◆ **THE REQUEST**: Check every line of the entries for "title", and copy the lines that hold it.

◆ **LISTED RECORDS**:
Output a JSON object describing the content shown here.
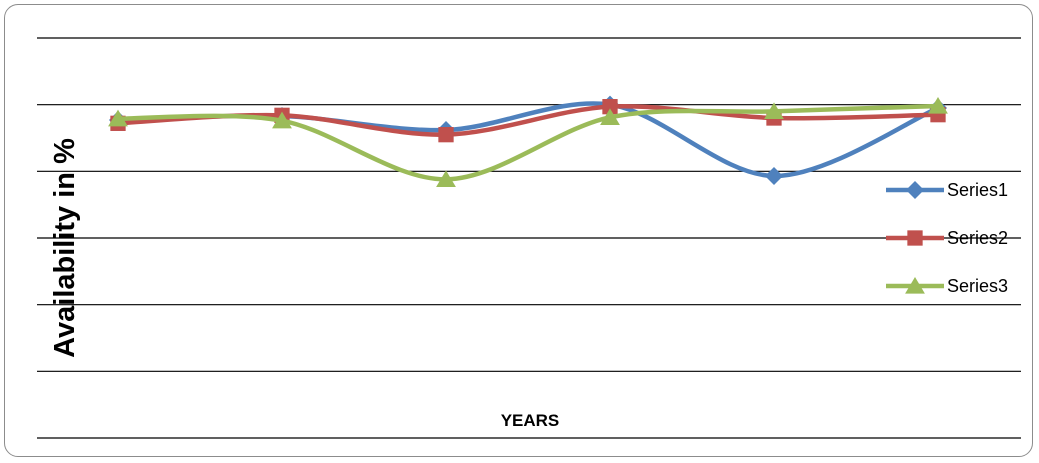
{
  "chart_data": {
    "type": "line",
    "title": "",
    "xlabel": "YEARS",
    "ylabel": "Availability in %",
    "categories": [
      "",
      "",
      "",
      "",
      "",
      ""
    ],
    "ylim": [
      0,
      6
    ],
    "grid": true,
    "smooth": true,
    "legend_position": "right",
    "series": [
      {
        "name": "Series1",
        "color": "#4F81BD",
        "marker": "diamond",
        "values": [
          4.77,
          4.83,
          4.62,
          5.0,
          3.93,
          4.95
        ]
      },
      {
        "name": "Series2",
        "color": "#C0504D",
        "marker": "square",
        "values": [
          4.72,
          4.84,
          4.55,
          4.97,
          4.8,
          4.85
        ]
      },
      {
        "name": "Series3",
        "color": "#9BBB59",
        "marker": "triangle",
        "values": [
          4.79,
          4.76,
          3.88,
          4.81,
          4.9,
          4.98
        ]
      }
    ]
  }
}
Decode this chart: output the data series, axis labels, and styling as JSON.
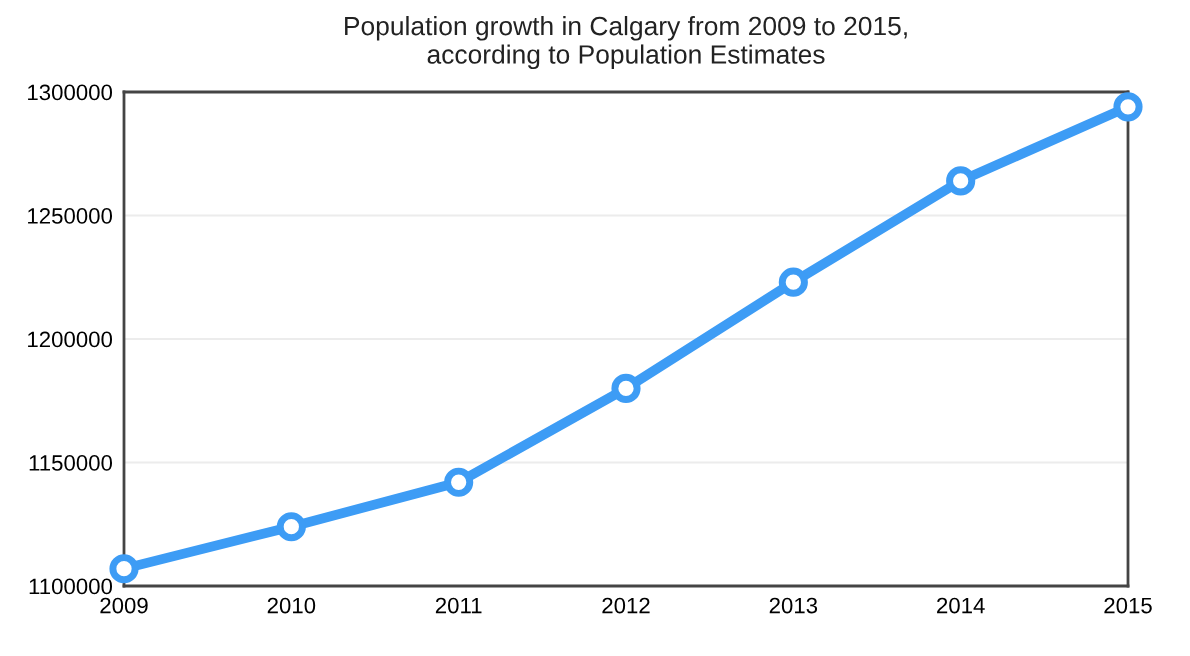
{
  "chart_data": {
    "type": "line",
    "title": "Population growth in Calgary from 2009 to 2015,\naccording to Population Estimates",
    "categories": [
      "2009",
      "2010",
      "2011",
      "2012",
      "2013",
      "2014",
      "2015"
    ],
    "series": [
      {
        "color": "#3d9cf5",
        "values": [
          1107000,
          1124000,
          1142000,
          1180000,
          1223000,
          1264000,
          1294000
        ]
      }
    ],
    "ylim": [
      1100000,
      1300000
    ],
    "yticks": [
      1100000,
      1150000,
      1200000,
      1250000,
      1300000
    ],
    "grid": "y",
    "marker": "circle",
    "line_style": "solid"
  }
}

◆ **EXPECTED OUTPUT**:
    "title": "",
    "title": "Population growth in Calgary from 2009 to 2015,\naccording to Population Estimates",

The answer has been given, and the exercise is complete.